Exercise description ▸ Transcribe the listing word for word.

Entries taken from a collection:
┌──
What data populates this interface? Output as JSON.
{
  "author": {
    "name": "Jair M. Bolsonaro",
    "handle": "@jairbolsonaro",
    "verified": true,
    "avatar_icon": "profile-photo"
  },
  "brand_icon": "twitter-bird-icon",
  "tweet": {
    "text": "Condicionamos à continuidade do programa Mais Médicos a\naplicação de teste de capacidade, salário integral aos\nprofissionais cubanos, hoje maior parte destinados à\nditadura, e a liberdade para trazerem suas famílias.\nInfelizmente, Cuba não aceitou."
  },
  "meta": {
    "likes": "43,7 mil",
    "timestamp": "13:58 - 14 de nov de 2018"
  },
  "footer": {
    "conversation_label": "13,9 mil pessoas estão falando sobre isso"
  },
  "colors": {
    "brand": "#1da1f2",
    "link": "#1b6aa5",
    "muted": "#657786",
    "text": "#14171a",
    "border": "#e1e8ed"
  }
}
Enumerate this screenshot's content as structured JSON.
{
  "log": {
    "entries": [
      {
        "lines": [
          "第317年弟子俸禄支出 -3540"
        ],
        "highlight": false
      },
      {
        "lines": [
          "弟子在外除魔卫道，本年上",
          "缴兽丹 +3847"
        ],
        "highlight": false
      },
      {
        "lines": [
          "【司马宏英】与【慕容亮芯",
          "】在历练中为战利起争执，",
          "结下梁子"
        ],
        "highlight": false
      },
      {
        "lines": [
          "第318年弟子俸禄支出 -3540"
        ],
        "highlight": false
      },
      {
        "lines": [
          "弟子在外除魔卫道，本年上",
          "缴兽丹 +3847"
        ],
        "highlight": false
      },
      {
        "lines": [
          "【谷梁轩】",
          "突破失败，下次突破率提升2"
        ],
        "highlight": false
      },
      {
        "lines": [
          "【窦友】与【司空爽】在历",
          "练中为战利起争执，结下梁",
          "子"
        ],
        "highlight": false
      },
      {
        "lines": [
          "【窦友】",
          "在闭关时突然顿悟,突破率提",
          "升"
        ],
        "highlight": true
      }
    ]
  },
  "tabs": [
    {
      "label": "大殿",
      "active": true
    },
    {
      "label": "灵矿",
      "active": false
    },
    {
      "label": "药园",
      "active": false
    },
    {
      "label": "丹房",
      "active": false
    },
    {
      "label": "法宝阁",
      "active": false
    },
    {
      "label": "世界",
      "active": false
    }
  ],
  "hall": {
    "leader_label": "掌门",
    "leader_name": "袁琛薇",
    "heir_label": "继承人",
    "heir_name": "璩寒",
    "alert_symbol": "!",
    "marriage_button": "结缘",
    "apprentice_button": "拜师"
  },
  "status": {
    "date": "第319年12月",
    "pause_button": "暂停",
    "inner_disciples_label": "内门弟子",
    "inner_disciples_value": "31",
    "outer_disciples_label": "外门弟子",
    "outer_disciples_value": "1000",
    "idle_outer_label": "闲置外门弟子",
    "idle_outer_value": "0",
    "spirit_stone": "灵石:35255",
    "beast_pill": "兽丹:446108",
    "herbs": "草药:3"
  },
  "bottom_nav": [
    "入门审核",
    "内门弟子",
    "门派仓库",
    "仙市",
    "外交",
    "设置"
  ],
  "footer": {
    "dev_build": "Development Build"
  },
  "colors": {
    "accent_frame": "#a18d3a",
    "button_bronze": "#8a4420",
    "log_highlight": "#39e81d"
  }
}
└──
Result of this exercise ▸
What data populates this interface? Output as JSON.
{
  "author": {
    "name": "Jair M. Bolsonaro",
    "handle": "@jairbolsonaro",
    "verified": true,
    "avatar_icon": "profile-photo"
  },
  "brand_icon": "twitter-bird-icon",
  "tweet": {
    "text": "Condicionamos à continuidade do programa Mais Médicos a\naplicação de teste de capacidade, salário integral aos\nprofissionais cubanos, hoje maior parte destinados à\nditadura, e a liberdade para trazerem suas famílias.\nInfelizmente, Cuba não aceitou."
  },
  "meta": {
    "likes": "43,7 mil",
    "timestamp": "13:58 - 14 de nov de 2018"
  },
  "footer": {
    "conversation_label": "13,9 mil pessoas estão falando sobre isso"
  },
  "colors": {
    "brand": "#1da1f2",
    "link": "#1b6aa5",
    "muted": "#657786",
    "text": "#14171a",
    "border": "#e1e8ed"
  }
}
Enumerate this screenshot's content as structured JSON.
{
  "log": {
    "entries": [
      {
        "lines": [
          "第317年弟子俸禄支出 -3540"
        ],
        "highlight": false
      },
      {
        "lines": [
          "弟子在外除魔卫道，本年上",
          "缴兽丹 +3847"
        ],
        "highlight": false
      },
      {
        "lines": [
          "【司马宏英】与【慕容亮芯",
          "】在历练中为战利起争执，",
          "结下梁子"
        ],
        "highlight": false
      },
      {
        "lines": [
          "第318年弟子俸禄支出 -3540"
        ],
        "highlight": false
      },
      {
        "lines": [
          "弟子在外除魔卫道，本年上",
          "缴兽丹 +3847"
        ],
        "highlight": false
      },
      {
        "lines": [
          "【谷梁轩】",
          "突破失败，下次突破率提升2"
        ],
        "highlight": false
      },
      {
        "lines": [
          "【窦友】与【司空爽】在历",
          "练中为战利起争执，结下梁",
          "子"
        ],
        "highlight": false
      },
      {
        "lines": [
          "【窦友】",
          "在闭关时突然顿悟,突破率提",
          "升"
        ],
        "highlight": true
      }
    ]
  },
  "tabs": [
    {
      "label": "大殿",
      "active": true
    },
    {
      "label": "灵矿",
      "active": false
    },
    {
      "label": "药园",
      "active": false
    },
    {
      "label": "丹房",
      "active": false
    },
    {
      "label": "法宝阁",
      "active": false
    },
    {
      "label": "世界",
      "active": false
    }
  ],
  "hall": {
    "leader_label": "掌门",
    "leader_name": "袁琛薇",
    "heir_label": "继承人",
    "heir_name": "璩寒",
    "alert_symbol": "!",
    "marriage_button": "结缘",
    "apprentice_button": "拜师"
  },
  "status": {
    "date": "第319年12月",
    "pause_button": "暂停",
    "inner_disciples_label": "内门弟子",
    "inner_disciples_value": "31",
    "outer_disciples_label": "外门弟子",
    "outer_disciples_value": "1000",
    "idle_outer_label": "闲置外门弟子",
    "idle_outer_value": "0",
    "spirit_stone": "灵石:35255",
    "beast_pill": "兽丹:446108",
    "herbs": "草药:3"
  },
  "bottom_nav": [
    "入门审核",
    "内门弟子",
    "门派仓库",
    "仙市",
    "外交",
    "设置"
  ],
  "footer": {
    "dev_build": "Development Build"
  },
  "colors": {
    "accent_frame": "#a18d3a",
    "button_bronze": "#8a4420",
    "log_highlight": "#39e81d"
  }
}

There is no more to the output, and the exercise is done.